● Required task: Extract every entry word for word. Skip the pictures.

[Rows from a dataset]

────────────────

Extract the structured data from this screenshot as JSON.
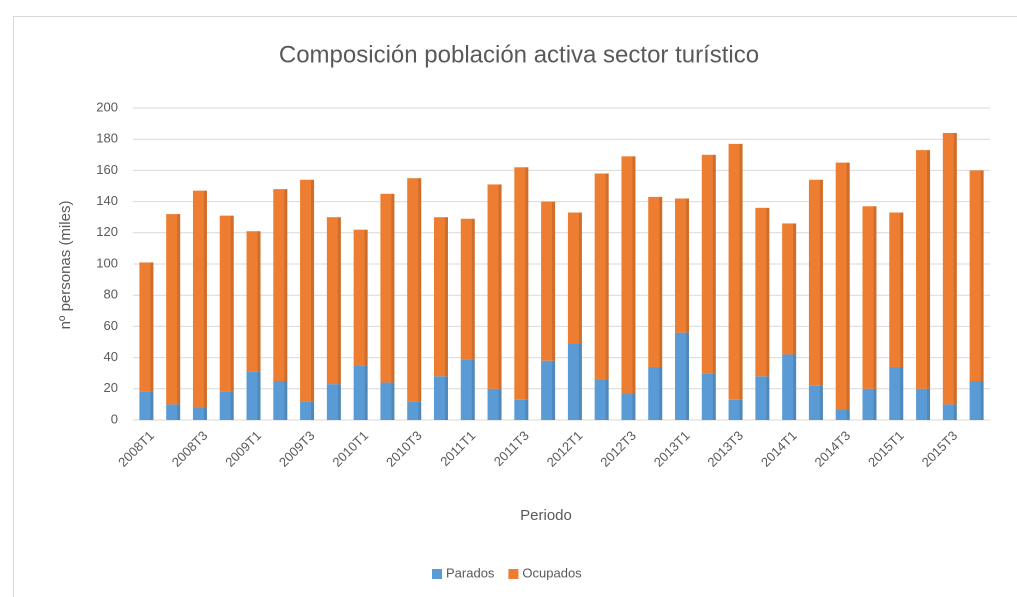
{
  "chart_data": {
    "type": "bar",
    "stacked": true,
    "title": "Composición población activa sector turístico",
    "x_label": "Periodo",
    "y_label": "nº personas (miles)",
    "categories": [
      "2008T1",
      null,
      "2008T3",
      null,
      "2009T1",
      null,
      "2009T3",
      null,
      "2010T1",
      null,
      "2010T3",
      null,
      "2011T1",
      null,
      "2011T3",
      null,
      "2012T1",
      null,
      "2012T3",
      null,
      "2013T1",
      null,
      "2013T3",
      null,
      "2014T1",
      null,
      "2014T3",
      null,
      "2015T1",
      null,
      "2015T3",
      null
    ],
    "series": [
      {
        "name": "Parados",
        "color": "#5b9bd5",
        "values": [
          18,
          10,
          8,
          18,
          31,
          25,
          12,
          23,
          35,
          24,
          12,
          28,
          39,
          20,
          13,
          38,
          49,
          26,
          17,
          34,
          56,
          30,
          13,
          28,
          42,
          22,
          7,
          20,
          34,
          20,
          10,
          25
        ]
      },
      {
        "name": "Ocupados",
        "color": "#ed7d31",
        "values": [
          83,
          122,
          139,
          113,
          90,
          123,
          142,
          107,
          87,
          121,
          143,
          102,
          90,
          131,
          149,
          102,
          84,
          132,
          152,
          109,
          86,
          140,
          164,
          108,
          84,
          132,
          158,
          117,
          99,
          153,
          174,
          135
        ]
      }
    ],
    "ylim": [
      0,
      200
    ],
    "yticks": [
      0,
      20,
      40,
      60,
      80,
      100,
      120,
      140,
      160,
      180,
      200
    ],
    "grid": true,
    "legend": "bottom"
  }
}
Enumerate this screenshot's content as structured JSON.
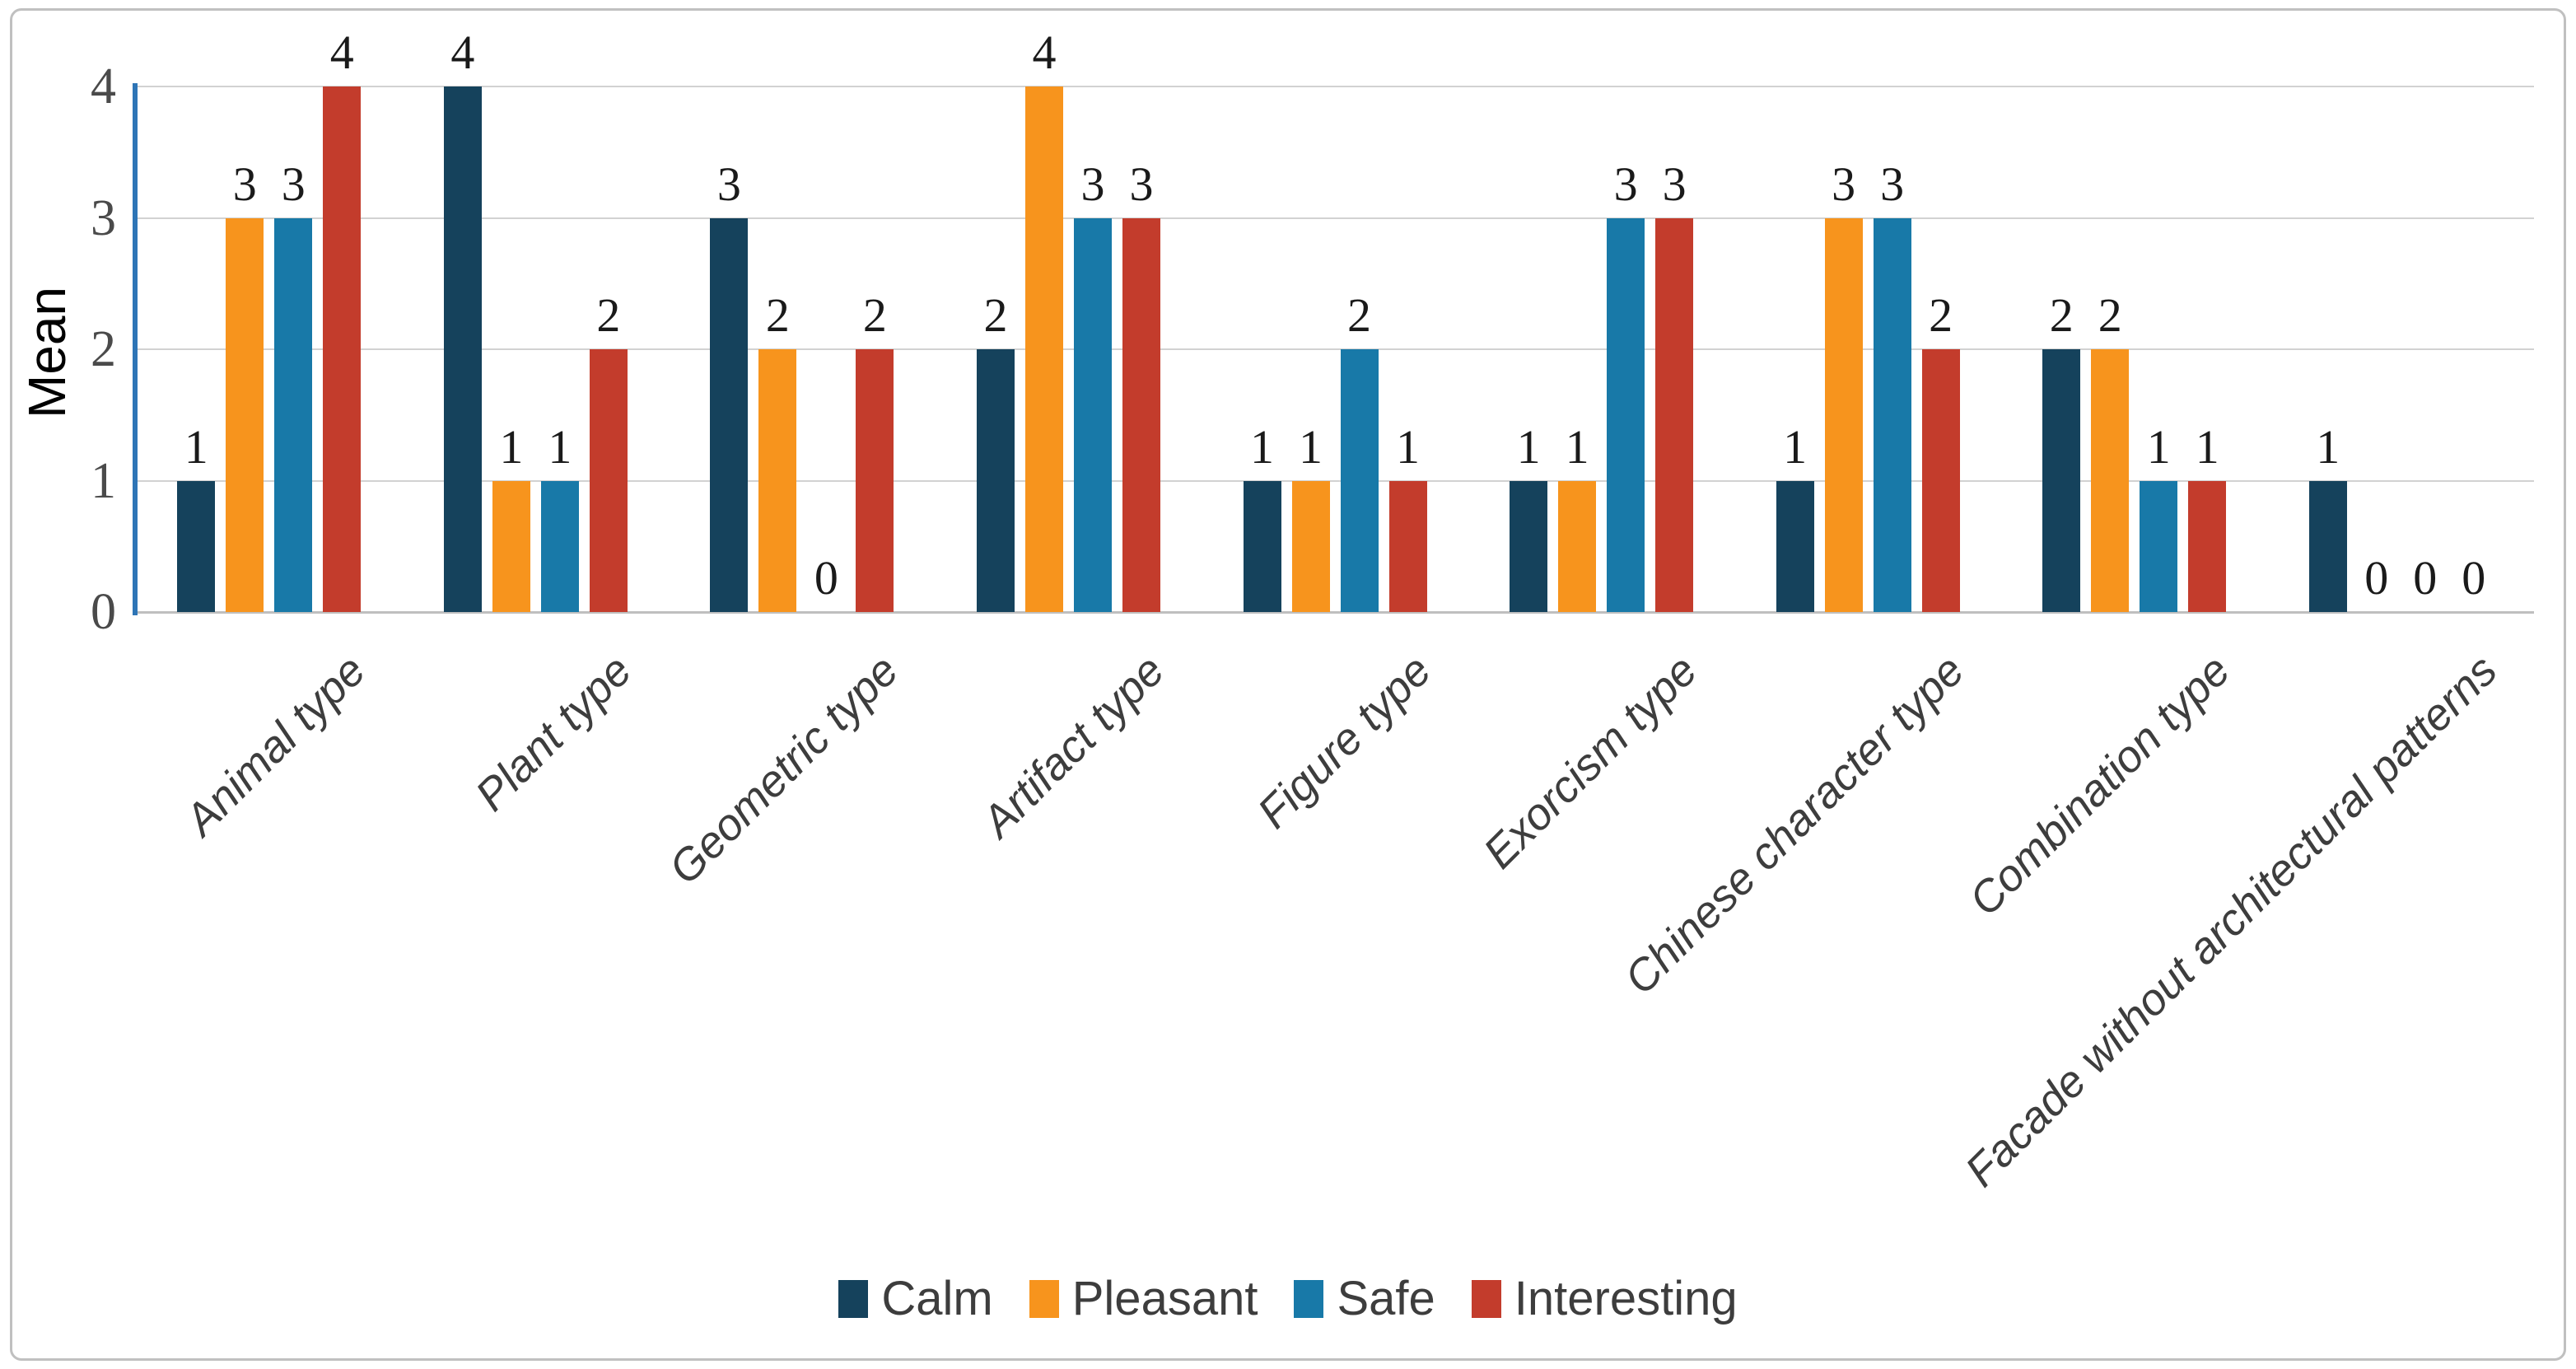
{
  "chart_data": {
    "type": "bar",
    "title": "",
    "ylabel": "Mean",
    "xlabel": "",
    "categories": [
      "Animal type",
      "Plant type",
      "Geometric type",
      "Artifact type",
      "Figure type",
      "Exorcism type",
      "Chinese character type",
      "Combination type",
      "Facade without architectural patterns"
    ],
    "series": [
      {
        "name": "Calm",
        "color": "#15425C",
        "values": [
          1,
          4,
          3,
          2,
          1,
          1,
          1,
          2,
          1
        ]
      },
      {
        "name": "Pleasant",
        "color": "#F7941D",
        "values": [
          3,
          1,
          2,
          4,
          1,
          1,
          3,
          2,
          0
        ]
      },
      {
        "name": "Safe",
        "color": "#1879A8",
        "values": [
          3,
          1,
          0,
          3,
          2,
          3,
          3,
          1,
          0
        ]
      },
      {
        "name": "Interesting",
        "color": "#C33C2C",
        "values": [
          4,
          2,
          2,
          3,
          1,
          3,
          2,
          1,
          0
        ]
      }
    ],
    "ylim": [
      0,
      4
    ],
    "yticks": [
      0,
      1,
      2,
      3,
      4
    ],
    "grid": true,
    "bar_value_labels": true,
    "legend_position": "bottom"
  },
  "colors": {
    "axis_line": "#2E75B6",
    "gridline": "#D2D2D2",
    "baseline": "#BFBFBF",
    "figure_border": "#C0C0C0",
    "tick_text": "#4A4A4A",
    "category_text": "#3D3D3D",
    "legend_text": "#3D3D3D",
    "value_label_text": "#1A1A1A"
  }
}
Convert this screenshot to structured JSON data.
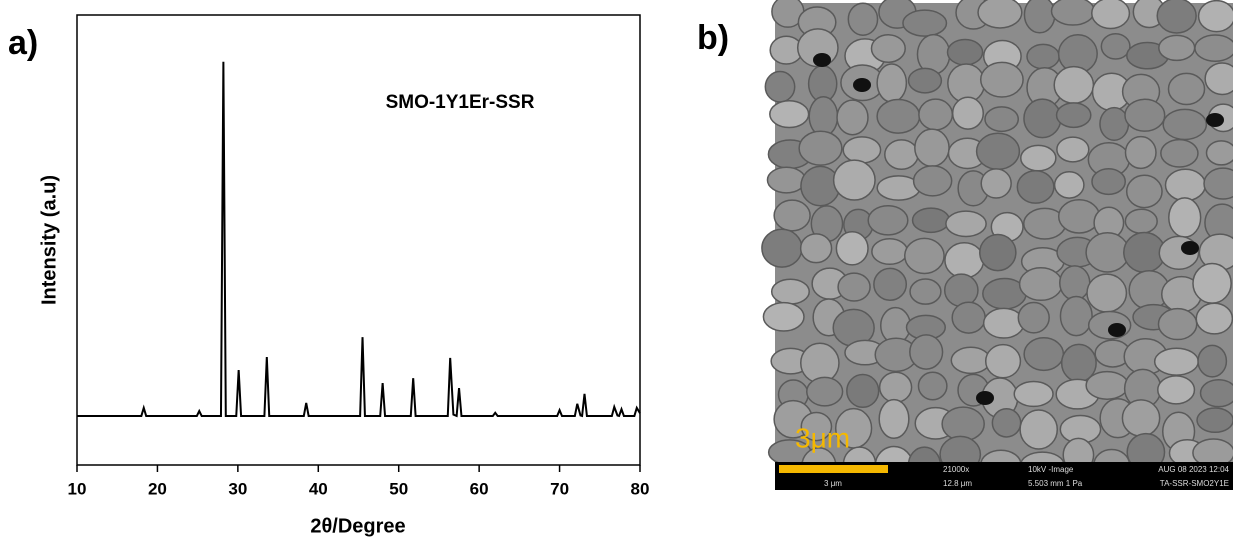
{
  "chart_data": {
    "type": "line",
    "panel_label": "a)",
    "annotation": "SMO-1Y1Er-SSR",
    "xlabel": "2θ/Degree",
    "ylabel": "Intensity (a.u)",
    "color": "#000000",
    "xlim": [
      10,
      80
    ],
    "xticks": [
      10,
      20,
      30,
      40,
      50,
      60,
      70,
      80
    ],
    "ylim": [
      0,
      100
    ],
    "x": [
      10,
      18.0,
      18.3,
      18.6,
      24.9,
      25.2,
      25.5,
      27.9,
      28.2,
      28.5,
      29.8,
      30.1,
      30.4,
      33.3,
      33.6,
      33.9,
      38.2,
      38.5,
      38.8,
      45.2,
      45.5,
      45.8,
      47.7,
      48.0,
      48.3,
      51.5,
      51.8,
      52.1,
      56.1,
      56.4,
      56.8,
      57.2,
      57.5,
      57.8,
      61.7,
      62.0,
      62.3,
      69.7,
      70.0,
      70.3,
      71.9,
      72.2,
      72.6,
      72.8,
      73.1,
      73.4,
      76.5,
      76.8,
      77.2,
      77.4,
      77.7,
      78.0,
      79.3,
      79.6,
      80
    ],
    "values": [
      10.9,
      10.9,
      12.7,
      10.9,
      10.9,
      12.0,
      10.9,
      10.9,
      89.6,
      10.9,
      10.9,
      21.1,
      10.9,
      10.9,
      24.0,
      10.9,
      10.9,
      13.8,
      10.9,
      10.9,
      28.4,
      10.9,
      10.9,
      18.2,
      10.9,
      10.9,
      19.3,
      10.9,
      10.9,
      23.8,
      11.2,
      10.9,
      17.1,
      10.9,
      10.9,
      11.6,
      10.9,
      10.9,
      12.2,
      10.9,
      10.9,
      13.6,
      11.0,
      10.9,
      15.8,
      10.9,
      10.9,
      12.9,
      11.0,
      10.9,
      12.4,
      10.9,
      10.9,
      12.7,
      11.5
    ]
  },
  "image_panel": {
    "panel_label": "b)",
    "scale_text": "3μm",
    "info_bar": {
      "scale": "3 μm",
      "magnification": "21000x",
      "field": "12.8 μm",
      "mode": "10kV -Image",
      "working": "5.503 mm   1 Pa",
      "date": "AUG 08 2023 12:04",
      "sample": "TA-SSR-SMO2Y1E"
    }
  }
}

────────────────

● Output of the task:
Extract the structured data from this screenshot as JSON.
{
  "chart_data": {
    "type": "bar",
    "stacked": true,
    "title": "Composición población activa sector turístico",
    "x_label": "Periodo",
    "y_label": "nº personas (miles)",
    "categories": [
      "2008T1",
      null,
      "2008T3",
      null,
      "2009T1",
      null,
      "2009T3",
      null,
      "2010T1",
      null,
      "2010T3",
      null,
      "2011T1",
      null,
      "2011T3",
      null,
      "2012T1",
      null,
      "2012T3",
      null,
      "2013T1",
      null,
      "2013T3",
      null,
      "2014T1",
      null,
      "2014T3",
      null,
      "2015T1",
      null,
      "2015T3",
      null
    ],
    "series": [
      {
        "name": "Parados",
        "color": "#5b9bd5",
        "values": [
          18,
          10,
          8,
          18,
          31,
          25,
          12,
          23,
          35,
          24,
          12,
          28,
          39,
          20,
          13,
          38,
          49,
          26,
          17,
          34,
          56,
          30,
          13,
          28,
          42,
          22,
          7,
          20,
          34,
          20,
          10,
          25
        ]
      },
      {
        "name": "Ocupados",
        "color": "#ed7d31",
        "values": [
          83,
          122,
          139,
          113,
          90,
          123,
          142,
          107,
          87,
          121,
          143,
          102,
          90,
          131,
          149,
          102,
          84,
          132,
          152,
          109,
          86,
          140,
          164,
          108,
          84,
          132,
          158,
          117,
          99,
          153,
          174,
          135
        ]
      }
    ],
    "ylim": [
      0,
      200
    ],
    "yticks": [
      0,
      20,
      40,
      60,
      80,
      100,
      120,
      140,
      160,
      180,
      200
    ],
    "grid": true,
    "legend": "bottom"
  }
}
Enumerate this screenshot's content as structured JSON.
{
  "chart_data": {
    "type": "bar",
    "title": "",
    "ylabel": "Mean",
    "xlabel": "",
    "categories": [
      "Animal type",
      "Plant type",
      "Geometric type",
      "Artifact type",
      "Figure type",
      "Exorcism type",
      "Chinese character type",
      "Combination type",
      "Facade without architectural patterns"
    ],
    "series": [
      {
        "name": "Calm",
        "color": "#15425C",
        "values": [
          1,
          4,
          3,
          2,
          1,
          1,
          1,
          2,
          1
        ]
      },
      {
        "name": "Pleasant",
        "color": "#F7941D",
        "values": [
          3,
          1,
          2,
          4,
          1,
          1,
          3,
          2,
          0
        ]
      },
      {
        "name": "Safe",
        "color": "#1879A8",
        "values": [
          3,
          1,
          0,
          3,
          2,
          3,
          3,
          1,
          0
        ]
      },
      {
        "name": "Interesting",
        "color": "#C33C2C",
        "values": [
          4,
          2,
          2,
          3,
          1,
          3,
          2,
          1,
          0
        ]
      }
    ],
    "ylim": [
      0,
      4
    ],
    "yticks": [
      0,
      1,
      2,
      3,
      4
    ],
    "grid": true,
    "bar_value_labels": true,
    "legend_position": "bottom"
  },
  "colors": {
    "axis_line": "#2E75B6",
    "gridline": "#D2D2D2",
    "baseline": "#BFBFBF",
    "figure_border": "#C0C0C0",
    "tick_text": "#4A4A4A",
    "category_text": "#3D3D3D",
    "legend_text": "#3D3D3D",
    "value_label_text": "#1A1A1A"
  }
}
Convert this screenshot to structured JSON data.
{
  "chart_data": {
    "type": "line",
    "panel_label": "a)",
    "annotation": "SMO-1Y1Er-SSR",
    "xlabel": "2θ/Degree",
    "ylabel": "Intensity (a.u)",
    "color": "#000000",
    "xlim": [
      10,
      80
    ],
    "xticks": [
      10,
      20,
      30,
      40,
      50,
      60,
      70,
      80
    ],
    "ylim": [
      0,
      100
    ],
    "x": [
      10,
      18.0,
      18.3,
      18.6,
      24.9,
      25.2,
      25.5,
      27.9,
      28.2,
      28.5,
      29.8,
      30.1,
      30.4,
      33.3,
      33.6,
      33.9,
      38.2,
      38.5,
      38.8,
      45.2,
      45.5,
      45.8,
      47.7,
      48.0,
      48.3,
      51.5,
      51.8,
      52.1,
      56.1,
      56.4,
      56.8,
      57.2,
      57.5,
      57.8,
      61.7,
      62.0,
      62.3,
      69.7,
      70.0,
      70.3,
      71.9,
      72.2,
      72.6,
      72.8,
      73.1,
      73.4,
      76.5,
      76.8,
      77.2,
      77.4,
      77.7,
      78.0,
      79.3,
      79.6,
      80
    ],
    "values": [
      10.9,
      10.9,
      12.7,
      10.9,
      10.9,
      12.0,
      10.9,
      10.9,
      89.6,
      10.9,
      10.9,
      21.1,
      10.9,
      10.9,
      24.0,
      10.9,
      10.9,
      13.8,
      10.9,
      10.9,
      28.4,
      10.9,
      10.9,
      18.2,
      10.9,
      10.9,
      19.3,
      10.9,
      10.9,
      23.8,
      11.2,
      10.9,
      17.1,
      10.9,
      10.9,
      11.6,
      10.9,
      10.9,
      12.2,
      10.9,
      10.9,
      13.6,
      11.0,
      10.9,
      15.8,
      10.9,
      10.9,
      12.9,
      11.0,
      10.9,
      12.4,
      10.9,
      10.9,
      12.7,
      11.5
    ]
  },
  "image_panel": {
    "panel_label": "b)",
    "scale_text": "3μm",
    "info_bar": {
      "scale": "3 μm",
      "magnification": "21000x",
      "field": "12.8 μm",
      "mode": "10kV -Image",
      "working": "5.503 mm   1 Pa",
      "date": "AUG 08 2023 12:04",
      "sample": "TA-SSR-SMO2Y1E"
    }
  }
}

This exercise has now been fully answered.